_Challenge_. Select all lines in the records that include "instruction".

_Records_.
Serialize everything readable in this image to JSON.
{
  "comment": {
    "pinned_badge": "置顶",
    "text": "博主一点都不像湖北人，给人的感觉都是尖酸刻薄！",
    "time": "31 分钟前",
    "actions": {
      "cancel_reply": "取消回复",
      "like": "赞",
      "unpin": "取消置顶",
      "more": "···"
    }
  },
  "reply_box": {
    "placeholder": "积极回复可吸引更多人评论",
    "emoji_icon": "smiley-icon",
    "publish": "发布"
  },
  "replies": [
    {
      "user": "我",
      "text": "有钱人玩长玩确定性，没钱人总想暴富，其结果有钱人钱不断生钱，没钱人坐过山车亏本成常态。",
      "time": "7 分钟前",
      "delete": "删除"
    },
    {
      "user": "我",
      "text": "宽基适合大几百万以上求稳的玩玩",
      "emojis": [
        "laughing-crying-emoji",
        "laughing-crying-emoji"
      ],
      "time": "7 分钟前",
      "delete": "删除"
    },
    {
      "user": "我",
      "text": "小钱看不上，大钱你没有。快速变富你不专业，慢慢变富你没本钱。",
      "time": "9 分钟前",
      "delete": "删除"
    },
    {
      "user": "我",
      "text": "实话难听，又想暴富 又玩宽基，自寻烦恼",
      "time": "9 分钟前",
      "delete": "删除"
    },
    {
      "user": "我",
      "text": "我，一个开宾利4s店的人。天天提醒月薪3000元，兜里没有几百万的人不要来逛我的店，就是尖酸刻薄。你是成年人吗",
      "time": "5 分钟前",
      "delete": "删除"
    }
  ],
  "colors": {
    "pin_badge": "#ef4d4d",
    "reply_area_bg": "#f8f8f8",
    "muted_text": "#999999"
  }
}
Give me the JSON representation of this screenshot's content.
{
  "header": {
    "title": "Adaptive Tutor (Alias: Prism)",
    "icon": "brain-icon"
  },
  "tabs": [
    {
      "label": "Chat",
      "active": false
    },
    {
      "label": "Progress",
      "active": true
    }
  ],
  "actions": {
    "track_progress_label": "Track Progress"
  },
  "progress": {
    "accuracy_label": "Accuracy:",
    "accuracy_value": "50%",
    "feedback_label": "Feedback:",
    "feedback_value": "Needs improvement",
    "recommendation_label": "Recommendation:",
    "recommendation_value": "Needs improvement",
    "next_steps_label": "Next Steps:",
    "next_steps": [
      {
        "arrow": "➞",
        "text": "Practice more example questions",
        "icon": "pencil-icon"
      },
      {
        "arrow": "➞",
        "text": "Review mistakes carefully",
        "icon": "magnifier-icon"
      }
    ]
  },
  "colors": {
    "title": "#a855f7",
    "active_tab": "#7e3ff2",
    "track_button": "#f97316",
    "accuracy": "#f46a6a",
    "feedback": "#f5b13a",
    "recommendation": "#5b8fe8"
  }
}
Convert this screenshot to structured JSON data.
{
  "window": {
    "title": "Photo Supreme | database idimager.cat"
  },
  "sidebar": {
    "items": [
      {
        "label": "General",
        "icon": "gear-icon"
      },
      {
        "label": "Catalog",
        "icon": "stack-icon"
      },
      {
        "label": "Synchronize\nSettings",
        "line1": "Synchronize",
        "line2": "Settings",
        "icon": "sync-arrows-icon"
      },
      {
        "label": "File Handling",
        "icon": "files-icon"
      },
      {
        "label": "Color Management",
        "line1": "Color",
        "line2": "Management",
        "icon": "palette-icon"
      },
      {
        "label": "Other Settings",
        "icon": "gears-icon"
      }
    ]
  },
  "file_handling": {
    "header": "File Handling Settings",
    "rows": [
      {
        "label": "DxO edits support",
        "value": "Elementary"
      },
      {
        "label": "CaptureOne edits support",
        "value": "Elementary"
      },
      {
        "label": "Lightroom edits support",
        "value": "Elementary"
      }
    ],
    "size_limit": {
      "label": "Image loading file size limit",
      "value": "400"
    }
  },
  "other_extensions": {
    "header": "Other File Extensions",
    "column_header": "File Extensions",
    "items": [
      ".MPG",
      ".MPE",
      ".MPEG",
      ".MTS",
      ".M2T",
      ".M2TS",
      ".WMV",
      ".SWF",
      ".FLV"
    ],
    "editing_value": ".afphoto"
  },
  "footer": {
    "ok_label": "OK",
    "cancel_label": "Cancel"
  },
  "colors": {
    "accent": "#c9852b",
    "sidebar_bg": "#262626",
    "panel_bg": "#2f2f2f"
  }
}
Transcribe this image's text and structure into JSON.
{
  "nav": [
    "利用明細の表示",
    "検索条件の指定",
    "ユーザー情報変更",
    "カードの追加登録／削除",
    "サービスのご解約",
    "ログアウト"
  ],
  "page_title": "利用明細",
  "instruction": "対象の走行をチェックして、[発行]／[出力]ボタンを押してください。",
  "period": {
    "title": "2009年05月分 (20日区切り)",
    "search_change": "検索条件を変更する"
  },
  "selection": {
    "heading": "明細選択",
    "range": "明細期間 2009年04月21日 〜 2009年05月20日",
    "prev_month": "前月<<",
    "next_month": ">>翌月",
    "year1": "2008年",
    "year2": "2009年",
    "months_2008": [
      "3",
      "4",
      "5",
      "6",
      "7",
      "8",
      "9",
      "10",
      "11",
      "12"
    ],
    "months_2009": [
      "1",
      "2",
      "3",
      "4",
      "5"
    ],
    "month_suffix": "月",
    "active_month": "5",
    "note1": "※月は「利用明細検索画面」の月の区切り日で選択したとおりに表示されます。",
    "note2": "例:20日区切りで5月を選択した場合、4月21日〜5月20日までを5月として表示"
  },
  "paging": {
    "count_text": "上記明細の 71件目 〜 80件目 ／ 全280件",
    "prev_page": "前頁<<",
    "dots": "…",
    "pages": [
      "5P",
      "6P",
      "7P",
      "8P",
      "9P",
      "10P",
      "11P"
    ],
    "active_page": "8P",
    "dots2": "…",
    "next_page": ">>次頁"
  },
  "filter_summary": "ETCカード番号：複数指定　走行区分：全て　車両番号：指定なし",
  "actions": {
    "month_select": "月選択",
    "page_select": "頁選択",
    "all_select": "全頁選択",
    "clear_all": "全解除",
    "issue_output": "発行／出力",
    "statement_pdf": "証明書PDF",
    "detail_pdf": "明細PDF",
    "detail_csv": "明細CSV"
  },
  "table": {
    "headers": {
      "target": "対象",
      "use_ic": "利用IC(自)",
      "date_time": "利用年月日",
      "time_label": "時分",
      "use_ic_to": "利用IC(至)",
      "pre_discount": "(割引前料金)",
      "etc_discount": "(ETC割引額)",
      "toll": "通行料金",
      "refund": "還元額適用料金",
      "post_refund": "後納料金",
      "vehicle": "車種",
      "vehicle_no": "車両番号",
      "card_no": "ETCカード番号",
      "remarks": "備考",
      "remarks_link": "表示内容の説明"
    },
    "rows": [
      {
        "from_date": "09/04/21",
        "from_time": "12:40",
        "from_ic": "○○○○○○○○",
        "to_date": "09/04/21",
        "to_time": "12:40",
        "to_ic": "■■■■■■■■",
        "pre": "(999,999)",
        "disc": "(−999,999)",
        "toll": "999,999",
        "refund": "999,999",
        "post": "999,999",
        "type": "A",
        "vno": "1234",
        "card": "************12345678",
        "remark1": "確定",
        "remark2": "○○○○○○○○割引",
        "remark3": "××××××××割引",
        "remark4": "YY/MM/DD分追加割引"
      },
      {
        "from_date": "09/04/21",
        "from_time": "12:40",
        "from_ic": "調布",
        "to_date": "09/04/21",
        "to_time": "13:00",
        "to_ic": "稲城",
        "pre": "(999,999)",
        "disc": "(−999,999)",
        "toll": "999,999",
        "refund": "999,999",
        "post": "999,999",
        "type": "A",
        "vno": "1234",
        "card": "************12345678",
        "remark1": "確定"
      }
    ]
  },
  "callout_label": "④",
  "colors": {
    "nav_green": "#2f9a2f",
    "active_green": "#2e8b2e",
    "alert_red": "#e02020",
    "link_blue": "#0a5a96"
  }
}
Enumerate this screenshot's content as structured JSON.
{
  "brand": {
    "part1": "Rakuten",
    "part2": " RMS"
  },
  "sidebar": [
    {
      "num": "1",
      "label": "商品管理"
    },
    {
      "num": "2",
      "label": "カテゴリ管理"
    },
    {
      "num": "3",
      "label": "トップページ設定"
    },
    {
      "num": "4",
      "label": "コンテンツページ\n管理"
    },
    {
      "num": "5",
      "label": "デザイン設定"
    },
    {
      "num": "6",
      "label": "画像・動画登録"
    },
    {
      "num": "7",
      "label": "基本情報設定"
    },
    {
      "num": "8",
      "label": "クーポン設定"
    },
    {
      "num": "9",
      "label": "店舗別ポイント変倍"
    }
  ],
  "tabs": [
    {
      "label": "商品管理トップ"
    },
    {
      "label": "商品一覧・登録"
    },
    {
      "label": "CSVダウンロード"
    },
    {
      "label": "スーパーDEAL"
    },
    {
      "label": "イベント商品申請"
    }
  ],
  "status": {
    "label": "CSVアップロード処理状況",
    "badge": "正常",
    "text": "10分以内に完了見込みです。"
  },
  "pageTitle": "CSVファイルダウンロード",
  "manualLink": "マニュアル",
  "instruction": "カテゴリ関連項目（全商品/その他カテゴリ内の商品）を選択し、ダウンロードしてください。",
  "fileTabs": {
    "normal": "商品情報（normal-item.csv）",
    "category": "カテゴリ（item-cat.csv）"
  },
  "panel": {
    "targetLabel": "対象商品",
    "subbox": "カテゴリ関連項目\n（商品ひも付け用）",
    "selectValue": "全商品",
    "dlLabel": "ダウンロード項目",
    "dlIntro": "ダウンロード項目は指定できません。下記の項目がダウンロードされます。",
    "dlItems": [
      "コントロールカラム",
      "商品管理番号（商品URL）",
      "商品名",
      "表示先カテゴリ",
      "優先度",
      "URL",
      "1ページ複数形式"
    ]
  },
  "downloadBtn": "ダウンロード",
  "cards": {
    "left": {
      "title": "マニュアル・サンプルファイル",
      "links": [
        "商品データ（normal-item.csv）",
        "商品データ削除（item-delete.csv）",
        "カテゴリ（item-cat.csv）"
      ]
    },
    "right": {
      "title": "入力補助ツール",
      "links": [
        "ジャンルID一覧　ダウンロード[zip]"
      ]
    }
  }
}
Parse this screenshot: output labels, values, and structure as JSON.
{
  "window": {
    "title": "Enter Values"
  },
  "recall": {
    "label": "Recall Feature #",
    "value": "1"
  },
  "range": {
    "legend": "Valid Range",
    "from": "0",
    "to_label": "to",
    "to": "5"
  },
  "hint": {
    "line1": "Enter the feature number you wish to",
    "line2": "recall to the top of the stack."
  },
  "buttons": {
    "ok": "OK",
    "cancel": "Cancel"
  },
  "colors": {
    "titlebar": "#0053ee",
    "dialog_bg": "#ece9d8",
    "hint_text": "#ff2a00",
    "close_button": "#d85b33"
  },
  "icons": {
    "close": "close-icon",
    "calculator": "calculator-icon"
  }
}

_Output of the task_.
  "instruction": "対象の走行をチェックして、[発行]／[出力]ボタンを押してください。",
  "instruction": "カテゴリ関連項目（全商品/その他カテゴリ内の商品）を選択し、ダウンロードしてください。",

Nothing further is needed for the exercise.